> DO THIS: Write out the complete material exactly as it stands.
==== DATA ROWS
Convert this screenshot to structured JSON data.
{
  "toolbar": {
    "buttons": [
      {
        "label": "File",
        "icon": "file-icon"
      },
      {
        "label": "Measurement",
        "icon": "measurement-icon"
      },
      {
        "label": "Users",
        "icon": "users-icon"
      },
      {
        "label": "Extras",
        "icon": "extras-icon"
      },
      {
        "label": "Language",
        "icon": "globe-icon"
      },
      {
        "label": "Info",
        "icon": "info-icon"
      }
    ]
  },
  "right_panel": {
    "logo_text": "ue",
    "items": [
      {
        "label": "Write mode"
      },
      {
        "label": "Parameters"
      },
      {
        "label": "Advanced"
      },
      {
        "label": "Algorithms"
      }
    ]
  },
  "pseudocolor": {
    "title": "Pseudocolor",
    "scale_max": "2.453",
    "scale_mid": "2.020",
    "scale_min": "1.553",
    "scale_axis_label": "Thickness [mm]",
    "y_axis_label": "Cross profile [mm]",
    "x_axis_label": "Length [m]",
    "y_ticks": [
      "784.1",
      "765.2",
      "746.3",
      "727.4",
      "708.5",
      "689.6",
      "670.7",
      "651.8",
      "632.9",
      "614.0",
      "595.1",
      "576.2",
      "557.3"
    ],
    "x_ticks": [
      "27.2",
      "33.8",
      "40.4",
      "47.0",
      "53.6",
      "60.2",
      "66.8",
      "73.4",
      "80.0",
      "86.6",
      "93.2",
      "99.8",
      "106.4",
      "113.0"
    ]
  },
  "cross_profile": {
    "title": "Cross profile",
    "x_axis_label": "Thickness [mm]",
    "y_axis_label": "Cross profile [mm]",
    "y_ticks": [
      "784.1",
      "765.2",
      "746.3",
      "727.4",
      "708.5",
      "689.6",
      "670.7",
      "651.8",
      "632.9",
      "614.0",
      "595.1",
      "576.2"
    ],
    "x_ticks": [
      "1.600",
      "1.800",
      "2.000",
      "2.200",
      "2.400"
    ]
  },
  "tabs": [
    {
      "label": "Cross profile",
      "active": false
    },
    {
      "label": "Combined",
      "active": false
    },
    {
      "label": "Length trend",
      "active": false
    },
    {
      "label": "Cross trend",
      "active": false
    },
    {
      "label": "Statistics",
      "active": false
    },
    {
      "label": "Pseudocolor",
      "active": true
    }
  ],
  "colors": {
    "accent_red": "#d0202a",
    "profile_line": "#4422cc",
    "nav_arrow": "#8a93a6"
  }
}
========
> EXERCISE RESPONSE:
Convert this screenshot to structured JSON data.
{
  "toolbar": {
    "buttons": [
      {
        "label": "File",
        "icon": "file-icon"
      },
      {
        "label": "Measurement",
        "icon": "measurement-icon"
      },
      {
        "label": "Users",
        "icon": "users-icon"
      },
      {
        "label": "Extras",
        "icon": "extras-icon"
      },
      {
        "label": "Language",
        "icon": "globe-icon"
      },
      {
        "label": "Info",
        "icon": "info-icon"
      }
    ]
  },
  "right_panel": {
    "logo_text": "ue",
    "items": [
      {
        "label": "Write mode"
      },
      {
        "label": "Parameters"
      },
      {
        "label": "Advanced"
      },
      {
        "label": "Algorithms"
      }
    ]
  },
  "pseudocolor": {
    "title": "Pseudocolor",
    "scale_max": "2.453",
    "scale_mid": "2.020",
    "scale_min": "1.553",
    "scale_axis_label": "Thickness [mm]",
    "y_axis_label": "Cross profile [mm]",
    "x_axis_label": "Length [m]",
    "y_ticks": [
      "784.1",
      "765.2",
      "746.3",
      "727.4",
      "708.5",
      "689.6",
      "670.7",
      "651.8",
      "632.9",
      "614.0",
      "595.1",
      "576.2",
      "557.3"
    ],
    "x_ticks": [
      "27.2",
      "33.8",
      "40.4",
      "47.0",
      "53.6",
      "60.2",
      "66.8",
      "73.4",
      "80.0",
      "86.6",
      "93.2",
      "99.8",
      "106.4",
      "113.0"
    ]
  },
  "cross_profile": {
    "title": "Cross profile",
    "x_axis_label": "Thickness [mm]",
    "y_axis_label": "Cross profile [mm]",
    "y_ticks": [
      "784.1",
      "765.2",
      "746.3",
      "727.4",
      "708.5",
      "689.6",
      "670.7",
      "651.8",
      "632.9",
      "614.0",
      "595.1",
      "576.2"
    ],
    "x_ticks": [
      "1.600",
      "1.800",
      "2.000",
      "2.200",
      "2.400"
    ]
  },
  "tabs": [
    {
      "label": "Cross profile",
      "active": false
    },
    {
      "label": "Combined",
      "active": false
    },
    {
      "label": "Length trend",
      "active": false
    },
    {
      "label": "Cross trend",
      "active": false
    },
    {
      "label": "Statistics",
      "active": false
    },
    {
      "label": "Pseudocolor",
      "active": true
    }
  ],
  "colors": {
    "accent_red": "#d0202a",
    "profile_line": "#4422cc",
    "nav_arrow": "#8a93a6"
  }
}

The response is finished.